Copy every line of the records below that holds the word "JSON".

— START OF Working data —

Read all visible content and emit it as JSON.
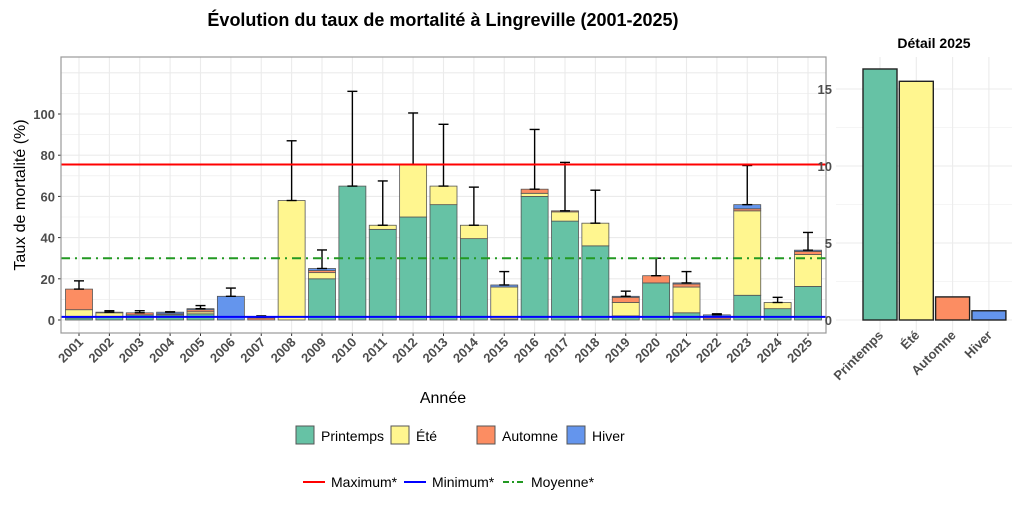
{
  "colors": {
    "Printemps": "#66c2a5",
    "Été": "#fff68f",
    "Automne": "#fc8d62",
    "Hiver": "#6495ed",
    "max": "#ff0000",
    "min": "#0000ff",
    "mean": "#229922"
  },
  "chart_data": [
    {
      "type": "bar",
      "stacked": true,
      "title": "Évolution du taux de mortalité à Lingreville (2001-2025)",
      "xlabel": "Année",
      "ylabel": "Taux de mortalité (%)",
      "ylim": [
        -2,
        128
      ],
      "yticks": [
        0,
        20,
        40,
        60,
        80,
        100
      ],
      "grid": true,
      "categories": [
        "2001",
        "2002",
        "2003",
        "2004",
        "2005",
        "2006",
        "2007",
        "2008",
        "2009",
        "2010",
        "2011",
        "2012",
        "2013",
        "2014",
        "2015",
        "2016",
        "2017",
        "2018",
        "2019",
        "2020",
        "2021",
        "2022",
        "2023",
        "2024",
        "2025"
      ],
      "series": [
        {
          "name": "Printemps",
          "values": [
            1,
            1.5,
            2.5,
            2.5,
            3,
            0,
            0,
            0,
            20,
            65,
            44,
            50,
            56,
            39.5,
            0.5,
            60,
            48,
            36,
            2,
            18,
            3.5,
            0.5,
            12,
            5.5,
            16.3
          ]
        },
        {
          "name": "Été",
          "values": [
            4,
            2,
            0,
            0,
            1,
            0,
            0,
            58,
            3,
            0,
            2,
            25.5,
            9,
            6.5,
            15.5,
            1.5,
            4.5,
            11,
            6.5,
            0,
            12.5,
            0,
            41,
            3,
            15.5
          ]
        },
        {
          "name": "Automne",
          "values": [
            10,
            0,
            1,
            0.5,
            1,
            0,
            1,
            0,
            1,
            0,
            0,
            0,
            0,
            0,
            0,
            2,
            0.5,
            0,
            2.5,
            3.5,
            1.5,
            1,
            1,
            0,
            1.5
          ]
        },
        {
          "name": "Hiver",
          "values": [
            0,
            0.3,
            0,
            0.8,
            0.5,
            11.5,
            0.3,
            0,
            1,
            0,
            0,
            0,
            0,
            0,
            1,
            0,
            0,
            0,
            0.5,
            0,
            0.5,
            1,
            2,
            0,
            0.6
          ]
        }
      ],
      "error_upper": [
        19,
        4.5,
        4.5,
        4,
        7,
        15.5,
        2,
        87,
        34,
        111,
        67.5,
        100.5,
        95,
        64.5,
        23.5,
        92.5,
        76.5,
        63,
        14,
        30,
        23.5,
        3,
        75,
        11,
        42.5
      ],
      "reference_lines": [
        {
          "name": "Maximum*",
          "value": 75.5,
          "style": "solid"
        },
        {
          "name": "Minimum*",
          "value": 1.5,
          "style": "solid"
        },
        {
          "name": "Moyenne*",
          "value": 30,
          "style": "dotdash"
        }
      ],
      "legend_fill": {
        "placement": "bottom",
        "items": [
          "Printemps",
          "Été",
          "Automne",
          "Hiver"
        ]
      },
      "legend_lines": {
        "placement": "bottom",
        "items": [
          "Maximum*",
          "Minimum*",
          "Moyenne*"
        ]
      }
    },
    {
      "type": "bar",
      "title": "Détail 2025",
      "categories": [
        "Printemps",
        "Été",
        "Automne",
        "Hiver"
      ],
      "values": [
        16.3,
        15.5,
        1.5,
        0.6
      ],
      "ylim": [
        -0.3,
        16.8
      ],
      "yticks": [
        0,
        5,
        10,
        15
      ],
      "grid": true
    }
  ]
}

— END OF Working data —
— START OF Working data —

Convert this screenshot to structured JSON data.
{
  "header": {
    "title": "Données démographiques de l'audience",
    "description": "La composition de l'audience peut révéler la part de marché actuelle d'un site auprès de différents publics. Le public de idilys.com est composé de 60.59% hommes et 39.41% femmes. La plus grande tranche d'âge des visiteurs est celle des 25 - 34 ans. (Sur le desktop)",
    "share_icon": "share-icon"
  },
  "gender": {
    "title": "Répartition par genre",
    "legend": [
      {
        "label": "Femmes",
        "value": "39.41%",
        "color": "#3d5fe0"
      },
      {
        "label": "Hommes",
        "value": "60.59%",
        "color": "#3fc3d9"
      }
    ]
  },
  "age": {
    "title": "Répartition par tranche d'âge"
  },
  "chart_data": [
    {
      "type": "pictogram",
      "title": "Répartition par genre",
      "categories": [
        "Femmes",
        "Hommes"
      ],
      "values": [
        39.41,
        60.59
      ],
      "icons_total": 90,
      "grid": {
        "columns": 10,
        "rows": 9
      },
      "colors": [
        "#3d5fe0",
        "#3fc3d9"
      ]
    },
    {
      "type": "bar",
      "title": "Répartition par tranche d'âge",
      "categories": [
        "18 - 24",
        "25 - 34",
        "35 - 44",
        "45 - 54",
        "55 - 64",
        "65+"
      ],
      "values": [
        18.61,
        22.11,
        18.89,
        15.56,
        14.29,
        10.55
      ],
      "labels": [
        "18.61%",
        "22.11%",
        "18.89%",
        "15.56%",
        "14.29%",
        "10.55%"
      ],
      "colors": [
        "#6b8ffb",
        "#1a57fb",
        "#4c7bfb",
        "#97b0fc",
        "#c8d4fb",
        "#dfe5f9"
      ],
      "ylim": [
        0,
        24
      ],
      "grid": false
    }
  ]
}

— END OF Working data —

=== Written reply ===
Read all visible content and emit it as JSON.
Convert this screenshot to structured JSON data.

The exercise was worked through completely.